-- MATERIAL FOR THIS TASK start --

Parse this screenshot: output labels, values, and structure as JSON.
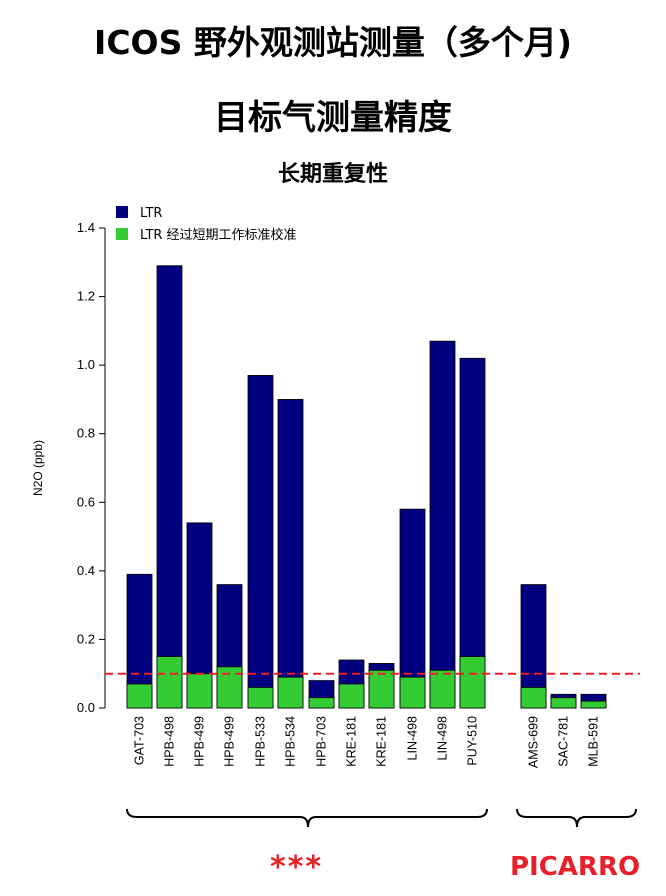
{
  "header": {
    "title": "ICOS 野外观测站测量（多个月)",
    "subtitle": "目标气测量精度",
    "chart_title": "长期重复性"
  },
  "chart_data": {
    "type": "bar",
    "title": "长期重复性",
    "ylabel": "N2O (ppb)",
    "xlabel": "",
    "ylim": [
      0,
      1.4
    ],
    "yticks": [
      "0.0",
      "0.2",
      "0.4",
      "0.6",
      "0.8",
      "1.0",
      "1.2",
      "1.4"
    ],
    "categories": [
      "GAT-703",
      "HPB-498",
      "HPB-499",
      "HPB-499",
      "HPB-533",
      "HPB-534",
      "HPB-703",
      "KRE-181",
      "KRE-181",
      "LIN-498",
      "LIN-498",
      "PUY-510",
      "AMS-699",
      "SAC-781",
      "MLB-591"
    ],
    "series": [
      {
        "name": "LTR",
        "color": "#000080",
        "values": [
          0.39,
          1.29,
          0.54,
          0.36,
          0.97,
          0.9,
          0.08,
          0.14,
          0.13,
          0.58,
          1.07,
          1.02,
          0.36,
          0.04,
          0.04
        ]
      },
      {
        "name": "LTR  经过短期工作标准校准",
        "color": "#33cc33",
        "values": [
          0.07,
          0.15,
          0.1,
          0.12,
          0.06,
          0.09,
          0.03,
          0.07,
          0.11,
          0.09,
          0.11,
          0.15,
          0.06,
          0.03,
          0.02
        ]
      }
    ],
    "reference_line": {
      "value": 0.1,
      "color": "#ee1c24",
      "style": "dashed"
    },
    "legend_position": "top-left",
    "groups": [
      {
        "label": "***",
        "color": "#e8202a"
      },
      {
        "label": "PICARRO",
        "color": "#e8202a"
      }
    ]
  }
}
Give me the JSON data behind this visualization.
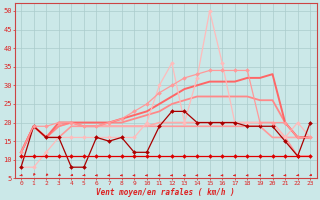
{
  "background_color": "#cbe8e8",
  "grid_color": "#aacccc",
  "xlabel": "Vent moyen/en rafales ( km/h )",
  "ylabel_ticks": [
    5,
    10,
    15,
    20,
    25,
    30,
    35,
    40,
    45,
    50
  ],
  "ylim": [
    5,
    52
  ],
  "xlim": [
    -0.5,
    23.5
  ],
  "lines": [
    {
      "y": [
        11,
        11,
        11,
        11,
        11,
        11,
        11,
        11,
        11,
        11,
        11,
        11,
        11,
        11,
        11,
        11,
        11,
        11,
        11,
        11,
        11,
        11,
        11,
        11
      ],
      "color": "#dd0000",
      "lw": 0.9,
      "marker": "D",
      "ms": 2.0,
      "zorder": 5
    },
    {
      "y": [
        8,
        19,
        16,
        16,
        8,
        8,
        16,
        15,
        16,
        12,
        12,
        19,
        23,
        23,
        20,
        20,
        20,
        20,
        19,
        19,
        19,
        15,
        11,
        20
      ],
      "color": "#aa0000",
      "lw": 0.9,
      "marker": "D",
      "ms": 2.0,
      "zorder": 4
    },
    {
      "y": [
        12,
        19,
        16,
        16,
        19,
        19,
        19,
        19,
        19,
        19,
        19,
        19,
        19,
        19,
        19,
        19,
        19,
        19,
        19,
        19,
        16,
        16,
        11,
        11
      ],
      "color": "#ff9999",
      "lw": 1.2,
      "marker": null,
      "zorder": 2
    },
    {
      "y": [
        12,
        19,
        16,
        19,
        20,
        19,
        19,
        19,
        19,
        19,
        19,
        20,
        20,
        20,
        20,
        20,
        20,
        20,
        20,
        20,
        20,
        16,
        16,
        16
      ],
      "color": "#ffaaaa",
      "lw": 1.2,
      "marker": null,
      "zorder": 2
    },
    {
      "y": [
        12,
        19,
        16,
        19,
        20,
        19,
        19,
        20,
        20,
        21,
        22,
        23,
        25,
        26,
        27,
        27,
        27,
        27,
        27,
        26,
        26,
        20,
        16,
        16
      ],
      "color": "#ff8888",
      "lw": 1.3,
      "marker": null,
      "zorder": 2
    },
    {
      "y": [
        12,
        19,
        16,
        20,
        20,
        20,
        20,
        20,
        21,
        22,
        23,
        25,
        27,
        29,
        30,
        31,
        31,
        31,
        32,
        32,
        33,
        20,
        16,
        16
      ],
      "color": "#ff6666",
      "lw": 1.4,
      "marker": null,
      "zorder": 3
    },
    {
      "y": [
        12,
        19,
        19,
        20,
        20,
        19,
        19,
        20,
        21,
        23,
        25,
        28,
        30,
        32,
        33,
        34,
        34,
        34,
        34,
        20,
        20,
        20,
        16,
        16
      ],
      "color": "#ff9999",
      "lw": 0.9,
      "marker": "D",
      "ms": 2.0,
      "zorder": 4
    },
    {
      "y": [
        8,
        8,
        12,
        16,
        16,
        16,
        16,
        16,
        16,
        16,
        20,
        30,
        36,
        20,
        32,
        50,
        36,
        20,
        20,
        20,
        20,
        16,
        20,
        16
      ],
      "color": "#ffbbbb",
      "lw": 0.9,
      "marker": "D",
      "ms": 2.0,
      "zorder": 3
    }
  ],
  "arrow_angles": [
    220,
    260,
    250,
    240,
    230,
    220,
    200,
    190,
    185,
    185,
    185,
    185,
    185,
    185,
    185,
    185,
    185,
    185,
    185,
    185,
    185,
    200,
    220,
    230
  ],
  "arrow_color": "#dd2222"
}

-- MATERIAL FOR THIS TASK end --

**WHAT YOU WILL DO**.
Transcribe the listing in full and omit the pictures.

**WRITTEN SOLUTION**.
Parse this screenshot: output labels, values, and structure as JSON.
{
  "header": {
    "title": "ICOS 野外观测站测量（多个月)",
    "subtitle": "目标气测量精度",
    "chart_title": "长期重复性"
  },
  "chart_data": {
    "type": "bar",
    "title": "长期重复性",
    "ylabel": "N2O (ppb)",
    "xlabel": "",
    "ylim": [
      0,
      1.4
    ],
    "yticks": [
      "0.0",
      "0.2",
      "0.4",
      "0.6",
      "0.8",
      "1.0",
      "1.2",
      "1.4"
    ],
    "categories": [
      "GAT-703",
      "HPB-498",
      "HPB-499",
      "HPB-499",
      "HPB-533",
      "HPB-534",
      "HPB-703",
      "KRE-181",
      "KRE-181",
      "LIN-498",
      "LIN-498",
      "PUY-510",
      "AMS-699",
      "SAC-781",
      "MLB-591"
    ],
    "series": [
      {
        "name": "LTR",
        "color": "#000080",
        "values": [
          0.39,
          1.29,
          0.54,
          0.36,
          0.97,
          0.9,
          0.08,
          0.14,
          0.13,
          0.58,
          1.07,
          1.02,
          0.36,
          0.04,
          0.04
        ]
      },
      {
        "name": "LTR  经过短期工作标准校准",
        "color": "#33cc33",
        "values": [
          0.07,
          0.15,
          0.1,
          0.12,
          0.06,
          0.09,
          0.03,
          0.07,
          0.11,
          0.09,
          0.11,
          0.15,
          0.06,
          0.03,
          0.02
        ]
      }
    ],
    "reference_line": {
      "value": 0.1,
      "color": "#ee1c24",
      "style": "dashed"
    },
    "legend_position": "top-left",
    "groups": [
      {
        "label": "***",
        "color": "#e8202a"
      },
      {
        "label": "PICARRO",
        "color": "#e8202a"
      }
    ]
  }
}
Give me the JSON data behind this visualization.
{
  "background_color": "#cbe8e8",
  "grid_color": "#aacccc",
  "xlabel": "Vent moyen/en rafales ( km/h )",
  "ylabel_ticks": [
    5,
    10,
    15,
    20,
    25,
    30,
    35,
    40,
    45,
    50
  ],
  "ylim": [
    5,
    52
  ],
  "xlim": [
    -0.5,
    23.5
  ],
  "lines": [
    {
      "y": [
        11,
        11,
        11,
        11,
        11,
        11,
        11,
        11,
        11,
        11,
        11,
        11,
        11,
        11,
        11,
        11,
        11,
        11,
        11,
        11,
        11,
        11,
        11,
        11
      ],
      "color": "#dd0000",
      "lw": 0.9,
      "marker": "D",
      "ms": 2.0,
      "zorder": 5
    },
    {
      "y": [
        8,
        19,
        16,
        16,
        8,
        8,
        16,
        15,
        16,
        12,
        12,
        19,
        23,
        23,
        20,
        20,
        20,
        20,
        19,
        19,
        19,
        15,
        11,
        20
      ],
      "color": "#aa0000",
      "lw": 0.9,
      "marker": "D",
      "ms": 2.0,
      "zorder": 4
    },
    {
      "y": [
        12,
        19,
        16,
        16,
        19,
        19,
        19,
        19,
        19,
        19,
        19,
        19,
        19,
        19,
        19,
        19,
        19,
        19,
        19,
        19,
        16,
        16,
        11,
        11
      ],
      "color": "#ff9999",
      "lw": 1.2,
      "marker": null,
      "zorder": 2
    },
    {
      "y": [
        12,
        19,
        16,
        19,
        20,
        19,
        19,
        19,
        19,
        19,
        19,
        20,
        20,
        20,
        20,
        20,
        20,
        20,
        20,
        20,
        20,
        16,
        16,
        16
      ],
      "color": "#ffaaaa",
      "lw": 1.2,
      "marker": null,
      "zorder": 2
    },
    {
      "y": [
        12,
        19,
        16,
        19,
        20,
        19,
        19,
        20,
        20,
        21,
        22,
        23,
        25,
        26,
        27,
        27,
        27,
        27,
        27,
        26,
        26,
        20,
        16,
        16
      ],
      "color": "#ff8888",
      "lw": 1.3,
      "marker": null,
      "zorder": 2
    },
    {
      "y": [
        12,
        19,
        16,
        20,
        20,
        20,
        20,
        20,
        21,
        22,
        23,
        25,
        27,
        29,
        30,
        31,
        31,
        31,
        32,
        32,
        33,
        20,
        16,
        16
      ],
      "color": "#ff6666",
      "lw": 1.4,
      "marker": null,
      "zorder": 3
    },
    {
      "y": [
        12,
        19,
        19,
        20,
        20,
        19,
        19,
        20,
        21,
        23,
        25,
        28,
        30,
        32,
        33,
        34,
        34,
        34,
        34,
        20,
        20,
        20,
        16,
        16
      ],
      "color": "#ff9999",
      "lw": 0.9,
      "marker": "D",
      "ms": 2.0,
      "zorder": 4
    },
    {
      "y": [
        8,
        8,
        12,
        16,
        16,
        16,
        16,
        16,
        16,
        16,
        20,
        30,
        36,
        20,
        32,
        50,
        36,
        20,
        20,
        20,
        20,
        16,
        20,
        16
      ],
      "color": "#ffbbbb",
      "lw": 0.9,
      "marker": "D",
      "ms": 2.0,
      "zorder": 3
    }
  ],
  "arrow_angles": [
    220,
    260,
    250,
    240,
    230,
    220,
    200,
    190,
    185,
    185,
    185,
    185,
    185,
    185,
    185,
    185,
    185,
    185,
    185,
    185,
    185,
    200,
    220,
    230
  ],
  "arrow_color": "#dd2222"
}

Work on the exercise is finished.